PROVIDED INFORMATION:
------

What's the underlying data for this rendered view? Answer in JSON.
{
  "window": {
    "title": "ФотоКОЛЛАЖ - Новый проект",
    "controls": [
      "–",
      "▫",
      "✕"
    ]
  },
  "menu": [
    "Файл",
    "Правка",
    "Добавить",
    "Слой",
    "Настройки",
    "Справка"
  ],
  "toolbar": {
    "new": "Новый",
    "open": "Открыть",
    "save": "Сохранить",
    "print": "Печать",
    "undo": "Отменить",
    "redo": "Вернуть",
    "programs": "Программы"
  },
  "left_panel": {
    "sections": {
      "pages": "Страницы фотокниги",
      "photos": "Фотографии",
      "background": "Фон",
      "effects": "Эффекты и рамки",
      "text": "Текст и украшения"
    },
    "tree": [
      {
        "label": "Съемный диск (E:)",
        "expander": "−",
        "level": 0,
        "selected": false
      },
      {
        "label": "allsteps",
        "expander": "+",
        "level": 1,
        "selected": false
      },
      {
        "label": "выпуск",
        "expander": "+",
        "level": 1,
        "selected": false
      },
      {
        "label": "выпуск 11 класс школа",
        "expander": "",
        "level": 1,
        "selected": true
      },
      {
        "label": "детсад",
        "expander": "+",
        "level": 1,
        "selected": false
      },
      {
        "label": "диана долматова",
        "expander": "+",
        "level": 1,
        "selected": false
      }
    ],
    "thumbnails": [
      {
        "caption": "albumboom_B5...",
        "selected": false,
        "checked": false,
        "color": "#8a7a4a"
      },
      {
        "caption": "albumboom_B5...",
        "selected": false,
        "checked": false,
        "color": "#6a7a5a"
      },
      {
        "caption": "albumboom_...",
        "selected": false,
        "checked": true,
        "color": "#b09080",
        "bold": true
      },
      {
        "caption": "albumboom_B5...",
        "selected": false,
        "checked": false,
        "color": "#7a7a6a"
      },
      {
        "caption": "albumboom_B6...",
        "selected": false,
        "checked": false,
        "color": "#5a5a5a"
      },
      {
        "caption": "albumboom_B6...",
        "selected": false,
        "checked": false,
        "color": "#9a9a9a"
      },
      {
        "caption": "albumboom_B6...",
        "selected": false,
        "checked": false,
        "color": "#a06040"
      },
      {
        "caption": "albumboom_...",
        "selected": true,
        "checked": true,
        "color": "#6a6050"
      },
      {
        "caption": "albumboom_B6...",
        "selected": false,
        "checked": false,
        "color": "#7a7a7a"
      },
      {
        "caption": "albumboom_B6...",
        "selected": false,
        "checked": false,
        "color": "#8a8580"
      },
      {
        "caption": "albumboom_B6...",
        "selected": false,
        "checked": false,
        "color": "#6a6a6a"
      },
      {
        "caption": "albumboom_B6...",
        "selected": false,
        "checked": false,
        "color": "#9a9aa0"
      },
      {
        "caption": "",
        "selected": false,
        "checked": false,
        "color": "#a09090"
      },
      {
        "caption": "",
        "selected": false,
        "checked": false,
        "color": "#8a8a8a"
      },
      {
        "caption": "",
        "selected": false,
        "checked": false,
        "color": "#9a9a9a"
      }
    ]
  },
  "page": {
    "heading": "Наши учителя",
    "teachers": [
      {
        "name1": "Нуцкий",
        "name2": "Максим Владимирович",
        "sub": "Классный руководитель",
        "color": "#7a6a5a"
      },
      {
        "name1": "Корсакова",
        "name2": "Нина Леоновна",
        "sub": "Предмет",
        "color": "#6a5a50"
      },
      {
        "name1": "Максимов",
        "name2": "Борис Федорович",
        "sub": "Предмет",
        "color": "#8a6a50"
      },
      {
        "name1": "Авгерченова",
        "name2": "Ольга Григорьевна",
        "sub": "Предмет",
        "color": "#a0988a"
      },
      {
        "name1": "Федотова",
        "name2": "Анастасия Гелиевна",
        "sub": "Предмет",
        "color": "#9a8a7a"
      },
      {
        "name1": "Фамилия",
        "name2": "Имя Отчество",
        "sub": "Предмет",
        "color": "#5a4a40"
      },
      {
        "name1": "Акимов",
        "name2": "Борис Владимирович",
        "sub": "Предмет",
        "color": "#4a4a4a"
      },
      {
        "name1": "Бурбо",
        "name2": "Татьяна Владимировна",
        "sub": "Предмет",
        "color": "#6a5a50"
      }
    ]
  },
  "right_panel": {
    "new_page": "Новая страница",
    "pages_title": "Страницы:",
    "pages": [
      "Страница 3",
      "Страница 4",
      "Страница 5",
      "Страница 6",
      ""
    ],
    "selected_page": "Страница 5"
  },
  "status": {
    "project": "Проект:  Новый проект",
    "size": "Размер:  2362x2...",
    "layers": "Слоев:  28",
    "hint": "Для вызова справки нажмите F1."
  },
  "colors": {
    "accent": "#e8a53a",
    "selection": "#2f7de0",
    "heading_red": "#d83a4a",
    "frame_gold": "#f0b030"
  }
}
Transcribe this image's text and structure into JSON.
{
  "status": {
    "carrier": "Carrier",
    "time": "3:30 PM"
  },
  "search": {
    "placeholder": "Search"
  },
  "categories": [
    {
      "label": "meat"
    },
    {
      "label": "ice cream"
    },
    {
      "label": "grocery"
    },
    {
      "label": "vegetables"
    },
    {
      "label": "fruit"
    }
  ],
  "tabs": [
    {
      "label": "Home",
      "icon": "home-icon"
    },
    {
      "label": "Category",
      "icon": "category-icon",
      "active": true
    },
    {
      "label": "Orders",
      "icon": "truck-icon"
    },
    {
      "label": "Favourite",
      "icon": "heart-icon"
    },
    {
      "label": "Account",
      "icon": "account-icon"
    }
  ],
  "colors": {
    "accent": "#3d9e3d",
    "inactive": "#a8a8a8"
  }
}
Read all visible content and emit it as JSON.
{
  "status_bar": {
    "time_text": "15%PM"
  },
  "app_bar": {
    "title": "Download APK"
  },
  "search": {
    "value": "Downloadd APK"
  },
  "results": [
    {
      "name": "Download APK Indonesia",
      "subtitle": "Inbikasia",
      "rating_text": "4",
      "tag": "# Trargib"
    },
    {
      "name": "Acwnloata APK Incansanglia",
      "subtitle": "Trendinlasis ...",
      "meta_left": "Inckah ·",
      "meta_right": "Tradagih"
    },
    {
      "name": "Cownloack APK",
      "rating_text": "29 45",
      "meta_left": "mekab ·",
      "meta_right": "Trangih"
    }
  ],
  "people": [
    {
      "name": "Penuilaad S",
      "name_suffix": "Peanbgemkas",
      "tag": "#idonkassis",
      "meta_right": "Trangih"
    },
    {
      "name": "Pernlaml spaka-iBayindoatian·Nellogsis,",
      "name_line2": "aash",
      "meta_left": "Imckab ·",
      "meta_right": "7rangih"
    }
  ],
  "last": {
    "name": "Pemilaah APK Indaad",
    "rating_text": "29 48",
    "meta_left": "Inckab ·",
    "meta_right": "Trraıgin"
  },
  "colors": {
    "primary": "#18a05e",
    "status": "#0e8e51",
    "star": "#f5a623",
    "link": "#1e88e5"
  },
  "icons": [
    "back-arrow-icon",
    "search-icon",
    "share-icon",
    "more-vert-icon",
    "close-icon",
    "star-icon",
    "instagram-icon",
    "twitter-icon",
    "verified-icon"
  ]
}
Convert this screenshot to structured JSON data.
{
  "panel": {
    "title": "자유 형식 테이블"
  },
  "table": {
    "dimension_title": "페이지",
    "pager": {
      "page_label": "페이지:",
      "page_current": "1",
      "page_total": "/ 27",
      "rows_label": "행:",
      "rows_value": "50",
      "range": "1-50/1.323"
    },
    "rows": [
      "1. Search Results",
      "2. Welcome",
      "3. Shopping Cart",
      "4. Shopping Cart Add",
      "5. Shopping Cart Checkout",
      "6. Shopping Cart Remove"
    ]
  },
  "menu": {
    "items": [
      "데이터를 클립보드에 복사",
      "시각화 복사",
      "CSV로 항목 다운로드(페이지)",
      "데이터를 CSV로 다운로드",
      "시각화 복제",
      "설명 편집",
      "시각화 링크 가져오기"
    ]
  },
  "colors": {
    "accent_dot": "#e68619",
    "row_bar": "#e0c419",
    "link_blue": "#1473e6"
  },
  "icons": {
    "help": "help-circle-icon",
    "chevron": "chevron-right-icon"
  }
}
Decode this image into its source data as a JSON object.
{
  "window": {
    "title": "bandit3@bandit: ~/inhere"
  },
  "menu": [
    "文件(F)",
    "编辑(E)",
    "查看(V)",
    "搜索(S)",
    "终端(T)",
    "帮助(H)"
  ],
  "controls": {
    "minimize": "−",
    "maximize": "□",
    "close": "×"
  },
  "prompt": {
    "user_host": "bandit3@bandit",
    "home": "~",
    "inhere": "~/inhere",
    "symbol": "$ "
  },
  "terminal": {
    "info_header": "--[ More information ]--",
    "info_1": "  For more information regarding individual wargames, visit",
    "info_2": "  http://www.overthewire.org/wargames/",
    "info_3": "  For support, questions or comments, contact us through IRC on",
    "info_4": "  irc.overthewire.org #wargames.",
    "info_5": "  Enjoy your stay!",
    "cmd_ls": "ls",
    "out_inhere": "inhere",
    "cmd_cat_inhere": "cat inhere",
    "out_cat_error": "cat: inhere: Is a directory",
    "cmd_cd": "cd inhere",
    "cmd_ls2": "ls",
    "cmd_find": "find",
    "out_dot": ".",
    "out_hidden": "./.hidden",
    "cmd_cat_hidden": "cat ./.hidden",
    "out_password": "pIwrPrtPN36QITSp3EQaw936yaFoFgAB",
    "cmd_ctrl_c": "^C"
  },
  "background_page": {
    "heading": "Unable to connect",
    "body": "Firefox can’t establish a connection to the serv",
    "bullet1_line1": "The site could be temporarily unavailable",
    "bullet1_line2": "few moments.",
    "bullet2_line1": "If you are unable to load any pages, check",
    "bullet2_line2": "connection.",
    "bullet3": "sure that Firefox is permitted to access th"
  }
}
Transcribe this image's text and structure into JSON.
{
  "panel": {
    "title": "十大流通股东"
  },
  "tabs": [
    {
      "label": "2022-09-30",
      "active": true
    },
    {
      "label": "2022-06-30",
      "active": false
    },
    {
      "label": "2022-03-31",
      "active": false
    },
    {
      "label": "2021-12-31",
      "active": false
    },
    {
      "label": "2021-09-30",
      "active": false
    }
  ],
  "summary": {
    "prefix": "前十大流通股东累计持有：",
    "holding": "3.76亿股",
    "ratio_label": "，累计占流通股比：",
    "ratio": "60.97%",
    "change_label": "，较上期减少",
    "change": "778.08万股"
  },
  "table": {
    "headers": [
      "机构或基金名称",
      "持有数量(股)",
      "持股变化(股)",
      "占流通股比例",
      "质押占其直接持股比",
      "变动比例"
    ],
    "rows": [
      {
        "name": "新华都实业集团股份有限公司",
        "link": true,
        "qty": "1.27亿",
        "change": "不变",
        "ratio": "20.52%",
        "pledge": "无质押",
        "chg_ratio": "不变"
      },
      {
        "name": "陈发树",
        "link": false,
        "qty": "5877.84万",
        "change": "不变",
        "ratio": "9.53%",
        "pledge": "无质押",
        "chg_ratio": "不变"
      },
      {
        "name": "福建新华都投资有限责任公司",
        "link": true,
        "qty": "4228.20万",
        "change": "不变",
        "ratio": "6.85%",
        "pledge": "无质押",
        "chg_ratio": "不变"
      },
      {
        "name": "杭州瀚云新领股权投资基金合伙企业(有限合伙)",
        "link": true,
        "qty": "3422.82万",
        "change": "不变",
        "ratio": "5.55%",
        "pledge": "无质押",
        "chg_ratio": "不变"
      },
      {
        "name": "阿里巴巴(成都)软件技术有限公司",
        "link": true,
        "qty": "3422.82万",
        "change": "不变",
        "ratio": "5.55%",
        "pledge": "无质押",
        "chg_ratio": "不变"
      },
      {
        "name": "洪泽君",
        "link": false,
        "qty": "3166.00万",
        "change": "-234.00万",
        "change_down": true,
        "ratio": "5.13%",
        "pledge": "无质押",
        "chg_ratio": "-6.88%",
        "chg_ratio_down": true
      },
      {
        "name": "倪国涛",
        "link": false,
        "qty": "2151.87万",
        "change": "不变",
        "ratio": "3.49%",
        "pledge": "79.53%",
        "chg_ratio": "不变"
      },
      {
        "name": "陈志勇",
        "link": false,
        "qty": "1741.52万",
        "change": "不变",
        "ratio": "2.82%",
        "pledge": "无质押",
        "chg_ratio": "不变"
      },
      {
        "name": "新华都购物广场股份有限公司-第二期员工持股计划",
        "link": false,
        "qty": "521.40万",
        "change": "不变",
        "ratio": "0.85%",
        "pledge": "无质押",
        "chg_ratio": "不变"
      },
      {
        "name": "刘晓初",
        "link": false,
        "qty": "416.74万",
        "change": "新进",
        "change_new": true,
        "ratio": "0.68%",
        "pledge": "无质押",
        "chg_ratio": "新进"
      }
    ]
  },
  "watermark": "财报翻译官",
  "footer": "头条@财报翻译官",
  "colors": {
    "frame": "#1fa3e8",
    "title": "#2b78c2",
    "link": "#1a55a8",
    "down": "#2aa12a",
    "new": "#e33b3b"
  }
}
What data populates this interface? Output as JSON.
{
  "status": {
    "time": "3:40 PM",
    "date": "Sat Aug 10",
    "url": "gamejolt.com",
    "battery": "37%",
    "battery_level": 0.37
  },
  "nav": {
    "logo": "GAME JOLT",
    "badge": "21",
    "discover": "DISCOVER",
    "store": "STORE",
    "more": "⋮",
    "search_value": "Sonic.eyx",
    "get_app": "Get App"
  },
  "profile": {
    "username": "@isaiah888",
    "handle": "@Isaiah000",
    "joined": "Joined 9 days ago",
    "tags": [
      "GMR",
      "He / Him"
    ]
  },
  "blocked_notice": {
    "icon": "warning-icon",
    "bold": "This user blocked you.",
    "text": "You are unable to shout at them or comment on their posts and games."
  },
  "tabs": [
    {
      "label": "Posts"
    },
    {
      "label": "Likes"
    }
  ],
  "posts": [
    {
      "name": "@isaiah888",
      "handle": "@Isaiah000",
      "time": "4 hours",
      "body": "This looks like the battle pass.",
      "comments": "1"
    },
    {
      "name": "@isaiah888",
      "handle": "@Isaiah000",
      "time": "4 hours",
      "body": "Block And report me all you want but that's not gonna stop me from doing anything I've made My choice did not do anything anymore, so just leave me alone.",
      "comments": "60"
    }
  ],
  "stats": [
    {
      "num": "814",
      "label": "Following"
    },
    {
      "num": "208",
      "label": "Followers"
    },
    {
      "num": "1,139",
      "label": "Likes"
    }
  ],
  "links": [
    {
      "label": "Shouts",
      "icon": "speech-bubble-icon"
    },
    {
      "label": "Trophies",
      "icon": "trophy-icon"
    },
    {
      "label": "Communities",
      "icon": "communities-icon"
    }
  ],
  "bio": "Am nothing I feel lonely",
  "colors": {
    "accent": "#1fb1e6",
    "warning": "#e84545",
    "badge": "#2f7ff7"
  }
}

------

WRITTEN INSTRUCTION:
Show the lines of the material that contain the word "inhere".

ANSWER FOR THIS EXERCISE:
    "title": "bandit3@bandit: ~/inhere"
    "inhere": "~/inhere",
    "out_inhere": "inhere",
    "cmd_cat_inhere": "cat inhere",
    "out_cat_error": "cat: inhere: Is a directory",
    "cmd_cd": "cd inhere",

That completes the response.